Write out every entry exactly as it stands.

Dataset items:
** BEGIN **

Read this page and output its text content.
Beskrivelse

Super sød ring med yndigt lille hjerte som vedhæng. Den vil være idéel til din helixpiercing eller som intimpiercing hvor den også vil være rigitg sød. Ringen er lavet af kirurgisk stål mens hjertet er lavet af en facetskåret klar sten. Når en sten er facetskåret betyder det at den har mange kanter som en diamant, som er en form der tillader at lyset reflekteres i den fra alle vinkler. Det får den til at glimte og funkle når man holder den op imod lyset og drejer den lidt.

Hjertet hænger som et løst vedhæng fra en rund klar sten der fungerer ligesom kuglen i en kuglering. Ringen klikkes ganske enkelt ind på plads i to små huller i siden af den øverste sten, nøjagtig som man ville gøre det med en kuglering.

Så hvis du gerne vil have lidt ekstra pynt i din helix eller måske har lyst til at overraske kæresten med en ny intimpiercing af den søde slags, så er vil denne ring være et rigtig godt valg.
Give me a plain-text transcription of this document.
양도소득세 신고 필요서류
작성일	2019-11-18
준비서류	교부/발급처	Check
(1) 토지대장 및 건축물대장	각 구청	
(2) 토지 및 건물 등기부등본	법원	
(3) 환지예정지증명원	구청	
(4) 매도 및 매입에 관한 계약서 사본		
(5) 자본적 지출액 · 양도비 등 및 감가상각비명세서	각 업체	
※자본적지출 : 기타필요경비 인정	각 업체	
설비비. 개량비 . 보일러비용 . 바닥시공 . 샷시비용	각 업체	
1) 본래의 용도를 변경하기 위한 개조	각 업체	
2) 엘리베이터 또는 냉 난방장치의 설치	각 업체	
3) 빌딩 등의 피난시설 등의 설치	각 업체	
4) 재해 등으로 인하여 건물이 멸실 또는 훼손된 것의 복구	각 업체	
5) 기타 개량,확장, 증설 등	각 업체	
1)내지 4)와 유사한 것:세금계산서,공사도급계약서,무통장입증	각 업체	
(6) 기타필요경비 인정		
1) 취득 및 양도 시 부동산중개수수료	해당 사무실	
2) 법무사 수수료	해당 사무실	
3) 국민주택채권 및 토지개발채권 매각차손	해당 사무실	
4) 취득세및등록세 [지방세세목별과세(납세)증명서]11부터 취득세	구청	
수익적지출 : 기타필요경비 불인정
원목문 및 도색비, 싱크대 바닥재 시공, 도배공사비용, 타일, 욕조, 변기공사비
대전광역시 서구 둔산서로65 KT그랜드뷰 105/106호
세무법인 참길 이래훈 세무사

** END **

REPLY:
Read this page and output its text content.
Beskrivelse

Super sød ring med yndigt lille hjerte som vedhæng. Den vil være idéel til din helixpiercing eller som intimpiercing hvor den også vil være rigitg sød. Ringen er lavet af kirurgisk stål mens hjertet er lavet af en facetskåret klar sten. Når en sten er facetskåret betyder det at den har mange kanter som en diamant, som er en form der tillader at lyset reflekteres i den fra alle vinkler. Det får den til at glimte og funkle når man holder den op imod lyset og drejer den lidt.

Hjertet hænger som et løst vedhæng fra en rund klar sten der fungerer ligesom kuglen i en kuglering. Ringen klikkes ganske enkelt ind på plads i to små huller i siden af den øverste sten, nøjagtig som man ville gøre det med en kuglering.

Så hvis du gerne vil have lidt ekstra pynt i din helix eller måske har lyst til at overraske kæresten med en ny intimpiercing af den søde slags, så er vil denne ring være et rigtig godt valg.
Give me a plain-text transcription of this document.
양도소득세 신고 필요서류
작성일	2019-11-18
준비서류	교부/발급처	Check
(1) 토지대장 및 건축물대장	각 구청	
(2) 토지 및 건물 등기부등본	법원	
(3) 환지예정지증명원	구청	
(4) 매도 및 매입에 관한 계약서 사본		
(5) 자본적 지출액 · 양도비 등 및 감가상각비명세서	각 업체	
※자본적지출 : 기타필요경비 인정	각 업체	
설비비. 개량비 . 보일러비용 . 바닥시공 . 샷시비용	각 업체	
1) 본래의 용도를 변경하기 위한 개조	각 업체	
2) 엘리베이터 또는 냉 난방장치의 설치	각 업체	
3) 빌딩 등의 피난시설 등의 설치	각 업체	
4) 재해 등으로 인하여 건물이 멸실 또는 훼손된 것의 복구	각 업체	
5) 기타 개량,확장, 증설 등	각 업체	
1)내지 4)와 유사한 것:세금계산서,공사도급계약서,무통장입증	각 업체	
(6) 기타필요경비 인정		
1) 취득 및 양도 시 부동산중개수수료	해당 사무실	
2) 법무사 수수료	해당 사무실	
3) 국민주택채권 및 토지개발채권 매각차손	해당 사무실	
4) 취득세및등록세 [지방세세목별과세(납세)증명서]11부터 취득세	구청	
수익적지출 : 기타필요경비 불인정
원목문 및 도색비, 싱크대 바닥재 시공, 도배공사비용, 타일, 욕조, 변기공사비
대전광역시 서구 둔산서로65 KT그랜드뷰 105/106호
세무법인 참길 이래훈 세무사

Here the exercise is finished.